──────── Records supplied
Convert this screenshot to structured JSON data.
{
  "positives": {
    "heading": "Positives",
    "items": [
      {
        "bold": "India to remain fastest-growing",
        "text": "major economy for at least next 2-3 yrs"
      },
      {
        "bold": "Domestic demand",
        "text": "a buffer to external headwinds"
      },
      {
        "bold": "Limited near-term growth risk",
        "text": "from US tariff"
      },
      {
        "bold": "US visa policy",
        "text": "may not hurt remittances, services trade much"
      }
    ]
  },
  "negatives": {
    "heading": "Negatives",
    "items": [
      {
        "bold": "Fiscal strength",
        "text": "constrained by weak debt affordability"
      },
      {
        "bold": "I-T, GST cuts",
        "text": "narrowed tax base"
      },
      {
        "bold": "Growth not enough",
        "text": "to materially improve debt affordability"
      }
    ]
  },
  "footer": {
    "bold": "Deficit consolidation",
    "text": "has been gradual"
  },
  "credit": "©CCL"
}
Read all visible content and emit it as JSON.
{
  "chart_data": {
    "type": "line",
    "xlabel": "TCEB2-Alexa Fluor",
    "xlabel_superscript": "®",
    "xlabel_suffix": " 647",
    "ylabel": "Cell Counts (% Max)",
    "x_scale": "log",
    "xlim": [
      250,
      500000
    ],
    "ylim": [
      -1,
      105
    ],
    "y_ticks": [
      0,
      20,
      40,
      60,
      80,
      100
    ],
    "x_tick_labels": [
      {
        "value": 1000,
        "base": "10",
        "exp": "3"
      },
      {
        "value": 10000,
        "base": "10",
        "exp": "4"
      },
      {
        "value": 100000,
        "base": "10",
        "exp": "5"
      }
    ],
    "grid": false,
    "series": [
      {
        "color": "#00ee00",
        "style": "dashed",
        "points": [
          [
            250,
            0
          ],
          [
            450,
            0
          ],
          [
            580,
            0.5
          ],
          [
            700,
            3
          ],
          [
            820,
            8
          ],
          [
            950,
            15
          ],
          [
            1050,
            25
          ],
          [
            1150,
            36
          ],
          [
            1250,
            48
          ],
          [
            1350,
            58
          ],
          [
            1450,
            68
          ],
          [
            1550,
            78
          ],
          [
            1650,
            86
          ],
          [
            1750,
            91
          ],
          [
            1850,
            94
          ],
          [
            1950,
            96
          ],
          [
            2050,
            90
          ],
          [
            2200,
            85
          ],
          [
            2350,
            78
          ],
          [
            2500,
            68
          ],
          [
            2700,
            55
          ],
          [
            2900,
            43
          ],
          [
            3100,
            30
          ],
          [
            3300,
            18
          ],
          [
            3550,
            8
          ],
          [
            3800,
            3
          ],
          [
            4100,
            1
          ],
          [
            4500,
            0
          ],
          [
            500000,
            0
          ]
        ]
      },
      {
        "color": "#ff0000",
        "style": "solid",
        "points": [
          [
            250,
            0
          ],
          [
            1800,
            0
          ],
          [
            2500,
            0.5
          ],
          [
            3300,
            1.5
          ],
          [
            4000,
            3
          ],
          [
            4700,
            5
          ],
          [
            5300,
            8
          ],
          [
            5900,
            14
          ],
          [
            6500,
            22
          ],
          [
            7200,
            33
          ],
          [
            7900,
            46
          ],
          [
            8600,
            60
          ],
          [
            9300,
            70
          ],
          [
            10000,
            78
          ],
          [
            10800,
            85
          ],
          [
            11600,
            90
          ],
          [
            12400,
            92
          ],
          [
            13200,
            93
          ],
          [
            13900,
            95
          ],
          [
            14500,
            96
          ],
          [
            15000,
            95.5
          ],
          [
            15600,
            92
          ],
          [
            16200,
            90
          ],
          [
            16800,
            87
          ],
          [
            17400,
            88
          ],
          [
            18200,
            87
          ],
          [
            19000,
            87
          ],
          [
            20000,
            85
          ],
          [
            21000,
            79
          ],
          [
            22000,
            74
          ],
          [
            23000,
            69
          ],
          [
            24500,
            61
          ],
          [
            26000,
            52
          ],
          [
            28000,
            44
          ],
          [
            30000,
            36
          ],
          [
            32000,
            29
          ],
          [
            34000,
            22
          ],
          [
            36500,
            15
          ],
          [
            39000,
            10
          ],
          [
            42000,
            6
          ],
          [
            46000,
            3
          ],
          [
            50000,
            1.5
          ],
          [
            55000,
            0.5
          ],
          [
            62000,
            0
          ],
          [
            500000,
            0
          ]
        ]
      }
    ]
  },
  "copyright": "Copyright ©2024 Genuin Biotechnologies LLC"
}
────────────────
Written instruction -
Please reproduce each record precisely as written.

Answer to the problem -
Convert this screenshot to structured JSON data.
{
  "positives": {
    "heading": "Positives",
    "items": [
      {
        "bold": "India to remain fastest-growing",
        "text": "major economy for at least next 2-3 yrs"
      },
      {
        "bold": "Domestic demand",
        "text": "a buffer to external headwinds"
      },
      {
        "bold": "Limited near-term growth risk",
        "text": "from US tariff"
      },
      {
        "bold": "US visa policy",
        "text": "may not hurt remittances, services trade much"
      }
    ]
  },
  "negatives": {
    "heading": "Negatives",
    "items": [
      {
        "bold": "Fiscal strength",
        "text": "constrained by weak debt affordability"
      },
      {
        "bold": "I-T, GST cuts",
        "text": "narrowed tax base"
      },
      {
        "bold": "Growth not enough",
        "text": "to materially improve debt affordability"
      }
    ]
  },
  "footer": {
    "bold": "Deficit consolidation",
    "text": "has been gradual"
  },
  "credit": "©CCL"
}
Read all visible content and emit it as JSON.
{
  "chart_data": {
    "type": "line",
    "xlabel": "TCEB2-Alexa Fluor",
    "xlabel_superscript": "®",
    "xlabel_suffix": " 647",
    "ylabel": "Cell Counts (% Max)",
    "x_scale": "log",
    "xlim": [
      250,
      500000
    ],
    "ylim": [
      -1,
      105
    ],
    "y_ticks": [
      0,
      20,
      40,
      60,
      80,
      100
    ],
    "x_tick_labels": [
      {
        "value": 1000,
        "base": "10",
        "exp": "3"
      },
      {
        "value": 10000,
        "base": "10",
        "exp": "4"
      },
      {
        "value": 100000,
        "base": "10",
        "exp": "5"
      }
    ],
    "grid": false,
    "series": [
      {
        "color": "#00ee00",
        "style": "dashed",
        "points": [
          [
            250,
            0
          ],
          [
            450,
            0
          ],
          [
            580,
            0.5
          ],
          [
            700,
            3
          ],
          [
            820,
            8
          ],
          [
            950,
            15
          ],
          [
            1050,
            25
          ],
          [
            1150,
            36
          ],
          [
            1250,
            48
          ],
          [
            1350,
            58
          ],
          [
            1450,
            68
          ],
          [
            1550,
            78
          ],
          [
            1650,
            86
          ],
          [
            1750,
            91
          ],
          [
            1850,
            94
          ],
          [
            1950,
            96
          ],
          [
            2050,
            90
          ],
          [
            2200,
            85
          ],
          [
            2350,
            78
          ],
          [
            2500,
            68
          ],
          [
            2700,
            55
          ],
          [
            2900,
            43
          ],
          [
            3100,
            30
          ],
          [
            3300,
            18
          ],
          [
            3550,
            8
          ],
          [
            3800,
            3
          ],
          [
            4100,
            1
          ],
          [
            4500,
            0
          ],
          [
            500000,
            0
          ]
        ]
      },
      {
        "color": "#ff0000",
        "style": "solid",
        "points": [
          [
            250,
            0
          ],
          [
            1800,
            0
          ],
          [
            2500,
            0.5
          ],
          [
            3300,
            1.5
          ],
          [
            4000,
            3
          ],
          [
            4700,
            5
          ],
          [
            5300,
            8
          ],
          [
            5900,
            14
          ],
          [
            6500,
            22
          ],
          [
            7200,
            33
          ],
          [
            7900,
            46
          ],
          [
            8600,
            60
          ],
          [
            9300,
            70
          ],
          [
            10000,
            78
          ],
          [
            10800,
            85
          ],
          [
            11600,
            90
          ],
          [
            12400,
            92
          ],
          [
            13200,
            93
          ],
          [
            13900,
            95
          ],
          [
            14500,
            96
          ],
          [
            15000,
            95.5
          ],
          [
            15600,
            92
          ],
          [
            16200,
            90
          ],
          [
            16800,
            87
          ],
          [
            17400,
            88
          ],
          [
            18200,
            87
          ],
          [
            19000,
            87
          ],
          [
            20000,
            85
          ],
          [
            21000,
            79
          ],
          [
            22000,
            74
          ],
          [
            23000,
            69
          ],
          [
            24500,
            61
          ],
          [
            26000,
            52
          ],
          [
            28000,
            44
          ],
          [
            30000,
            36
          ],
          [
            32000,
            29
          ],
          [
            34000,
            22
          ],
          [
            36500,
            15
          ],
          [
            39000,
            10
          ],
          [
            42000,
            6
          ],
          [
            46000,
            3
          ],
          [
            50000,
            1.5
          ],
          [
            55000,
            0.5
          ],
          [
            62000,
            0
          ],
          [
            500000,
            0
          ]
        ]
      }
    ]
  },
  "copyright": "Copyright ©2024 Genuin Biotechnologies LLC"
}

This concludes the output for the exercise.